(begin)

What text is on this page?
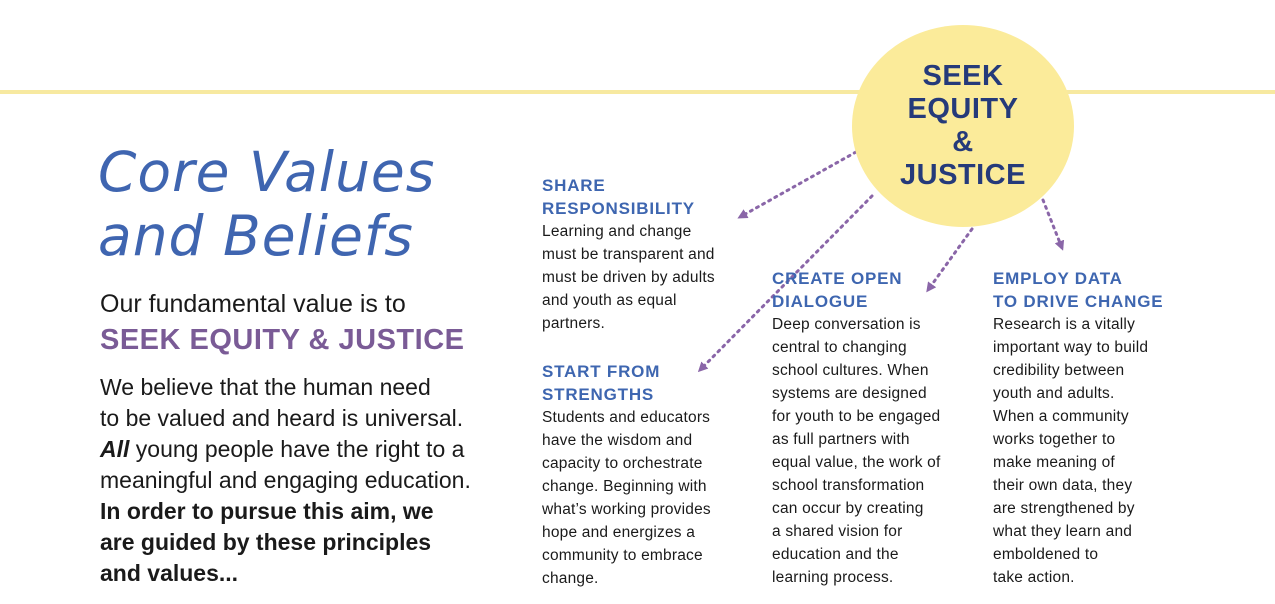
SEEK
EQUITY
&
JUSTICE
Core Values
and Beliefs
Our fundamental value is to
SEEK EQUITY & JUSTICE
We believe that the human need
to be valued and heard is universal.
All young people have the right to a
meaningful and engaging education.
In order to pursue this aim, we
are guided by these principles
and values...
SHARE
RESPONSIBILITY
Learning and change
must be transparent and
must be driven by adults
and youth as equal
partners.
START FROM
STRENGTHS
Students and educators
have the wisdom and
capacity to orchestrate
change. Beginning with
what’s working provides
hope and energizes a
community to embrace
change.
CREATE OPEN
DIALOGUE
Deep conversation is
central to changing
school cultures. When
systems are designed
for youth to be engaged
as full partners with
equal value, the work of
school transformation
can occur by creating
a shared vision for
education and the
learning process.
EMPLOY DATA
TO DRIVE CHANGE
Research is a vitally
important way to build
credibility between
youth and adults.
When a community
works together to
make meaning of
their own data, they
are strengthened by
what they learn and
emboldened to
take action.
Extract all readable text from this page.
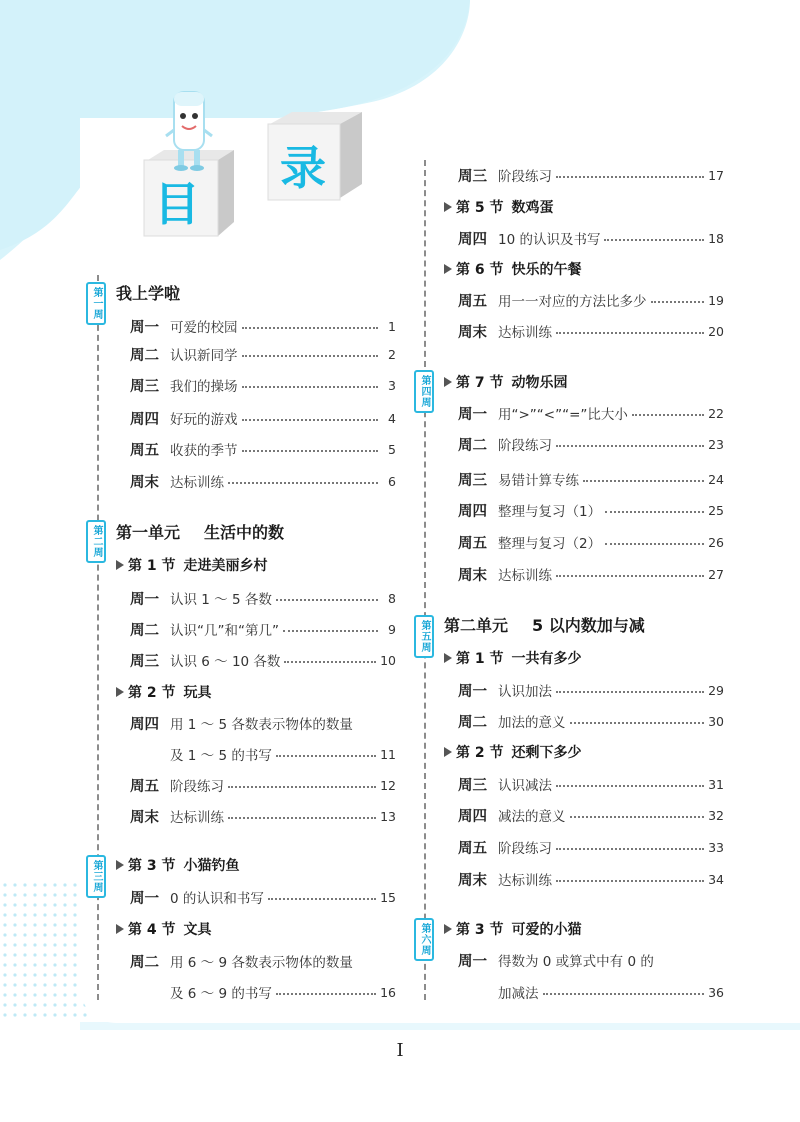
目
录
第一周
第二周
第三周
第四周
第五周
第六周
我上学啦
周一 可爱的校园	1
周二 认识新同学	2
周三 我们的操场	3
周四 好玩的游戏	4
周五 收获的季节	5
周末 达标训练	6
第一单元 生活中的数
第 1 节 走进美丽乡村
周一 认识 1 ～ 5 各数	8
周二 认识“几”和“第几”	9
周三 认识 6 ～ 10 各数	10
第 2 节 玩具
周四 用 1 ～ 5 各数表示物体的数量
及 1 ～ 5 的书写	11
周五 阶段练习	12
周末 达标训练	13
第 3 节 小猫钓鱼
周一 0 的认识和书写	15
第 4 节 文具
周二 用 6 ～ 9 各数表示物体的数量
及 6 ～ 9 的书写	16
周三 阶段练习	17
第 5 节 数鸡蛋
周四 10 的认识及书写	18
第 6 节 快乐的午餐
周五 用一一对应的方法比多少	19
周末 达标训练	20
第 7 节 动物乐园
周一 用“>”“<”“=”比大小	22
周二 阶段练习	23
周三 易错计算专练	24
周四 整理与复习（1）	25
周五 整理与复习（2）	26
周末 达标训练	27
第二单元 5 以内数加与减
第 1 节 一共有多少
周一 认识加法	29
周二 加法的意义	30
第 2 节 还剩下多少
周三 认识减法	31
周四 减法的意义	32
周五 阶段练习	33
周末 达标训练	34
第 3 节 可爱的小猫
周一 得数为 0 或算式中有 0 的
加减法	36
I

(end)

_Written problem:_
Pick out the lines containing the string "this" and show them.

_Task answer:_
What text is on this page?
In order to pursue this aim, we
Extract all readable text from this page.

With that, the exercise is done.